* **Data excerpts**:
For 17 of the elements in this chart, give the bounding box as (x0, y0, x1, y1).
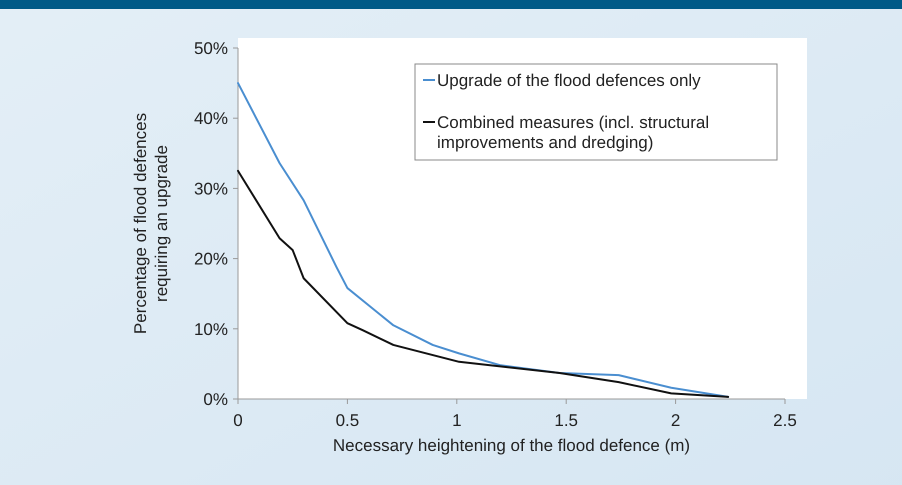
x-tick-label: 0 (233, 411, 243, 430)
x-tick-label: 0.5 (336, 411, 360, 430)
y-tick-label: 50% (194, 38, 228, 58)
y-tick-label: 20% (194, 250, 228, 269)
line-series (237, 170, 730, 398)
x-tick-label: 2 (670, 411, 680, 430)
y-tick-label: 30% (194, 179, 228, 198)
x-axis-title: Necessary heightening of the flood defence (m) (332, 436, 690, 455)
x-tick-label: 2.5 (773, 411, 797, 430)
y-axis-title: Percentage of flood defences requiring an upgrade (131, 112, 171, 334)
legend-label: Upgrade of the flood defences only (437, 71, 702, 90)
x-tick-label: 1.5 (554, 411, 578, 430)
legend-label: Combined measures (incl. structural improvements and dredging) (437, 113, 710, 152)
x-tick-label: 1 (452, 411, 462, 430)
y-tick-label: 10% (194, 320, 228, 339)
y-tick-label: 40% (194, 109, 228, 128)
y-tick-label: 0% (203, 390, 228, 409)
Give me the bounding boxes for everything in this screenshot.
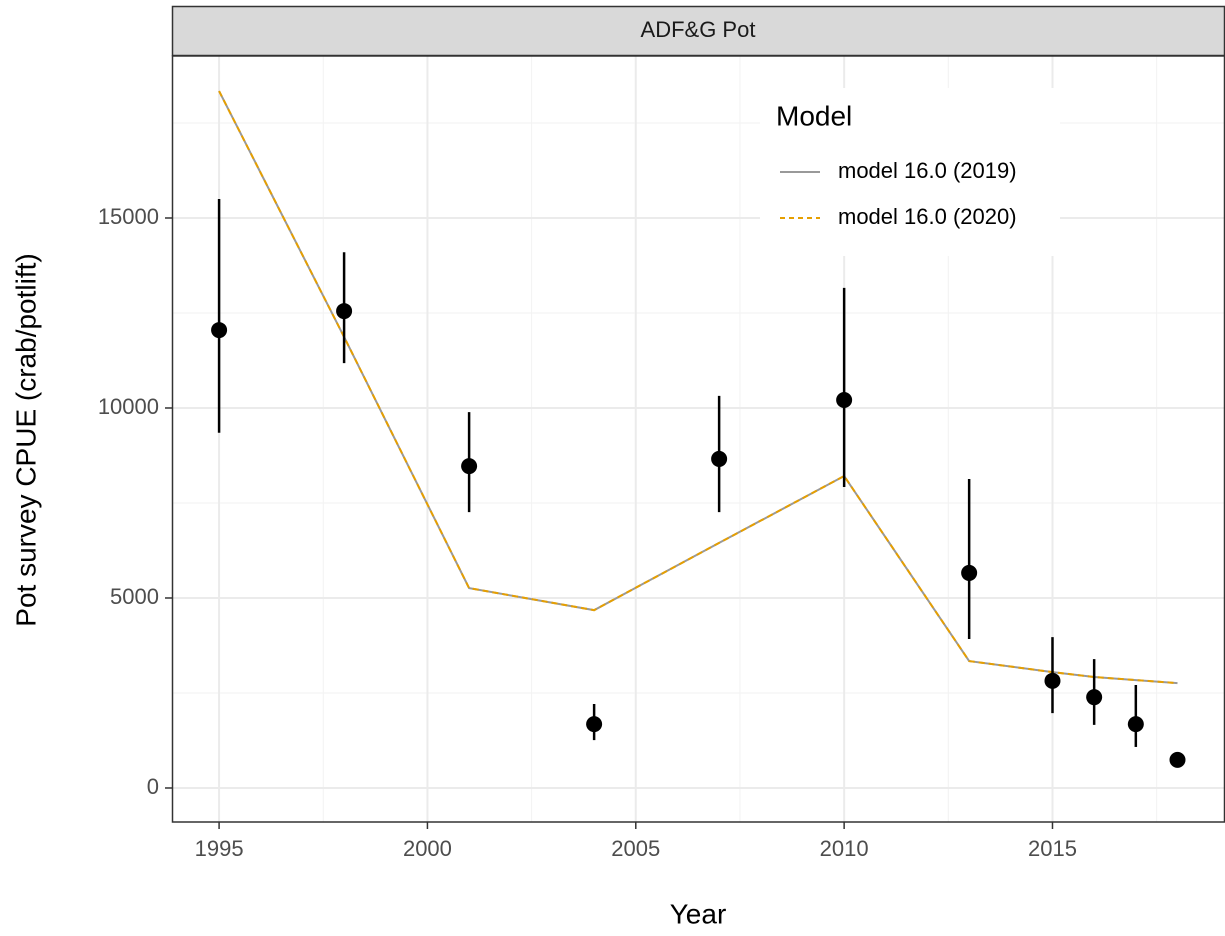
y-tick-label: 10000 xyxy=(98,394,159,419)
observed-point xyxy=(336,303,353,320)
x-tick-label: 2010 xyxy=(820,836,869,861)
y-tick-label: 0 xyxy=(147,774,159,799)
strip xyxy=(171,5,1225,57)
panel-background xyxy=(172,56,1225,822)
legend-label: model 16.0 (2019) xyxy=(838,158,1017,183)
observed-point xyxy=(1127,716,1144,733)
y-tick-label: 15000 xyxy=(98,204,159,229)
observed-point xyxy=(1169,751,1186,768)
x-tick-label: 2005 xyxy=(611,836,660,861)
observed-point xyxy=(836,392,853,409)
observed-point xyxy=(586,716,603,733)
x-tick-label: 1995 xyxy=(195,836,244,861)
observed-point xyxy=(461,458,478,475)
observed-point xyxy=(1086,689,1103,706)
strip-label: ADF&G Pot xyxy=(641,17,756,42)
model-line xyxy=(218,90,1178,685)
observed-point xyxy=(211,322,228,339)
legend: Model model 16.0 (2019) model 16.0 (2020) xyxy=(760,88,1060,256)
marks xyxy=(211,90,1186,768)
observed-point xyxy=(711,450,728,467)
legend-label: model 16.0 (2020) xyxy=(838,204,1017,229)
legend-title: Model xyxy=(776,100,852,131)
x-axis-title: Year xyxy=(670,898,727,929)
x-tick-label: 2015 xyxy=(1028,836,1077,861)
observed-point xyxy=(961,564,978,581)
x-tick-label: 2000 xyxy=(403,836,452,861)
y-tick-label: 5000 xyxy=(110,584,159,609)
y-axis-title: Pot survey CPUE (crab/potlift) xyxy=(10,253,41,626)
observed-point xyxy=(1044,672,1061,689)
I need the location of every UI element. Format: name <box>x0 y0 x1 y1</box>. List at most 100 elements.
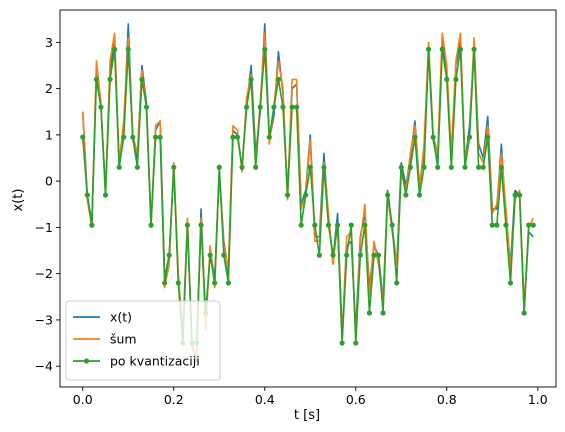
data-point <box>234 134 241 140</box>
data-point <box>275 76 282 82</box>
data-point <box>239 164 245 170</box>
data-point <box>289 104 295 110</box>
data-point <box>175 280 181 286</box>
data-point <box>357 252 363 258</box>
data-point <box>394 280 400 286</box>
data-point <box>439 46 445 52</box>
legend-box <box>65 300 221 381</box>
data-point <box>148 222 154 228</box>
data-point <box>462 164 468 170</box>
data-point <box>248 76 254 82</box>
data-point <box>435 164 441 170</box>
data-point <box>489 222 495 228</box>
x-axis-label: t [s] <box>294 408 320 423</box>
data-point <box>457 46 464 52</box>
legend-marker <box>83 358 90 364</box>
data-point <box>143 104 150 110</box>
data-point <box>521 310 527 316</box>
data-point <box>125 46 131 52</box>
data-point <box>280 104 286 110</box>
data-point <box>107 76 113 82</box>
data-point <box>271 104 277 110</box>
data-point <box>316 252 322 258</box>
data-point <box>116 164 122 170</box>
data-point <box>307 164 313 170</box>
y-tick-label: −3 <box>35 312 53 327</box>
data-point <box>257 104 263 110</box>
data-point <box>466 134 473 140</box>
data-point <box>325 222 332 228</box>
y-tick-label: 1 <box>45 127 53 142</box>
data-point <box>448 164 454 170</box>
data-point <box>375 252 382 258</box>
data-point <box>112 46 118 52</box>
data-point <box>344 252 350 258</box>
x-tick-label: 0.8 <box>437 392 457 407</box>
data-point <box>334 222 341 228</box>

* **The problem**: Arrange all the lines above as a Markdown table with two columns, Row and Line, numbering each row and skipping blank lines. Leave the pictures out of the answer.

* **The solution**:
| Row | Line |
|---|---|
| 1 | For 17 of the elements in this chart, give the bounding box as (x0, y0, x1, y1). |
| 2 | x-tick-label: 0 (233, 411, 243, 430) |
| 3 | x-tick-label: 0.5 (336, 411, 360, 430) |
| 4 | y-tick-label: 50% (194, 38, 228, 58) |
| 5 | y-tick-label: 20% (194, 250, 228, 269) |
| 6 | line-series (237, 170, 730, 398) |
| 7 | x-tick-label: 2 (670, 411, 680, 430) |
| 8 | y-tick-label: 30% (194, 179, 228, 198) |
| 9 | x-axis-title: Necessary heightening of the flood defence (m) (332, 436, 690, 455) |
| 10 | x-tick-label: 2.5 (773, 411, 797, 430) |
| 11 | y-axis-title: Percentage of flood defences requiring an upgrade (131, 112, 171, 334) |
| 12 | legend-label: Upgrade of the flood defences only (437, 71, 702, 90) |
| 13 | x-tick-label: 1.5 (554, 411, 578, 430) |
| 14 | legend-label: Combined measures (incl. structural improvements and dredging) (437, 113, 710, 152) |
| 15 | x-tick-label: 1 (452, 411, 462, 430) |
| 16 | y-tick-label: 10% (194, 320, 228, 339) |
| 17 | y-tick-label: 40% (194, 109, 228, 128) |
| 18 | y-tick-label: 0% (203, 390, 228, 409) |
| 19 | Give me the bounding boxes for everything in this screenshot. |
| 20 | y-tick-label: 10000 xyxy=(98,394,159,419) |
| 21 | observed-point xyxy=(336,303,353,320) |
| 22 | x-tick-label: 2010 xyxy=(820,836,869,861) |
| 23 | y-tick-label: 0 xyxy=(147,774,159,799) |
| 24 | strip xyxy=(171,5,1225,57) |
| 25 | panel-background xyxy=(172,56,1225,822) |
| 26 | legend-label: model 16.0 (2019) xyxy=(838,158,1017,183) |
| 27 | observed-point xyxy=(1127,716,1144,733) |
| 28 | y-tick-label: 15000 xyxy=(98,204,159,229) |
| 29 | observed-point xyxy=(1169,751,1186,768) |
| 30 | x-tick-label: 2005 xyxy=(611,836,660,861) |
| 31 | observed-point xyxy=(836,392,853,409) |
| 32 | observed-point xyxy=(586,716,603,733) |
| 33 | x-tick-label: 1995 xyxy=(195,836,244,861) |
| 34 | observed-point xyxy=(461,458,478,475) |
| 35 | observed-point xyxy=(1086,689,1103,706) |
| 36 | strip-label: ADF&G Pot xyxy=(641,17,756,42) |
| 37 | model-line xyxy=(218,90,1178,685) |
| 38 | observed-point xyxy=(211,322,228,339) |
| 39 | legend: Model model 16.0 (2019) model 16.0 (2020) xyxy=(760,88,1060,256) |
| 40 | marks xyxy=(211,90,1186,768) |
| 41 | observed-point xyxy=(711,450,728,467) |
| 42 | legend-label: model 16.0 (2020) xyxy=(838,204,1017,229) |
| 43 | legend-title: Model xyxy=(776,100,852,131) |
| 44 | x-axis-title: Year xyxy=(670,898,727,929) |
| 45 | x-tick-label: 2015 xyxy=(1028,836,1077,861) |
| 46 | observed-point xyxy=(961,564,978,581) |
| 47 | x-tick-label: 2000 xyxy=(403,836,452,861) |
| 48 | y-tick-label: 5000 xyxy=(110,584,159,609) |
| 49 | y-axis-title: Pot survey CPUE (crab/potlift) xyxy=(10,253,41,626) |
| 50 | observed-point xyxy=(1044,672,1061,689) |
| 51 | I need the location of every UI element. Format: name <box>x0 y0 x1 y1</box>. List at most 100 elements. |
| 52 | data-point <box>234 134 241 140</box> |
| 53 | data-point <box>275 76 282 82</box> |
| 54 | data-point <box>239 164 245 170</box> |
| 55 | data-point <box>289 104 295 110</box> |
| 56 | data-point <box>175 280 181 286</box> |
| 57 | data-point <box>357 252 363 258</box> |
| 58 | data-point <box>394 280 400 286</box> |
| 59 | data-point <box>439 46 445 52</box> |
| 60 | legend-box <box>65 300 221 381</box> |
| 61 | data-point <box>148 222 154 228</box> |
| 62 | data-point <box>462 164 468 170</box> |
| 63 | data-point <box>248 76 254 82</box> |
| 64 | data-point <box>435 164 441 170</box> |
| 65 | data-point <box>489 222 495 228</box> |
| 66 | x-axis-label: t [s] <box>294 408 320 423</box> |
| 67 | data-point <box>457 46 464 52</box> |
| 68 | legend-marker <box>83 358 90 364</box> |
| 69 | data-point <box>143 104 150 110</box> |
| 70 | data-point <box>521 310 527 316</box> |
| 71 | data-point <box>125 46 131 52</box> |
| 72 | data-point <box>280 104 286 110</box> |
| 73 | data-point <box>107 76 113 82</box> |
| 74 | data-point <box>271 104 277 110</box> |
| 75 | data-point <box>316 252 322 258</box> |
| 76 | data-point <box>116 164 122 170</box> |
| 77 | data-point <box>307 164 313 170</box> |
| 78 | y-tick-label: −3 <box>35 312 53 327</box> |
| 79 | data-point <box>257 104 263 110</box> |
| 80 | data-point <box>466 134 473 140</box> |
| 81 | data-point <box>325 222 332 228</box> |
| 82 | y-tick-label: 1 <box>45 127 53 142</box> |
| 83 | data-point <box>448 164 454 170</box> |
| 84 | data-point <box>375 252 382 258</box> |
| 85 | data-point <box>112 46 118 52</box> |
| 86 | data-point <box>344 252 350 258</box> |
| 87 | x-tick-label: 0.8 <box>437 392 457 407</box> |
| 88 | data-point <box>334 222 341 228</box> |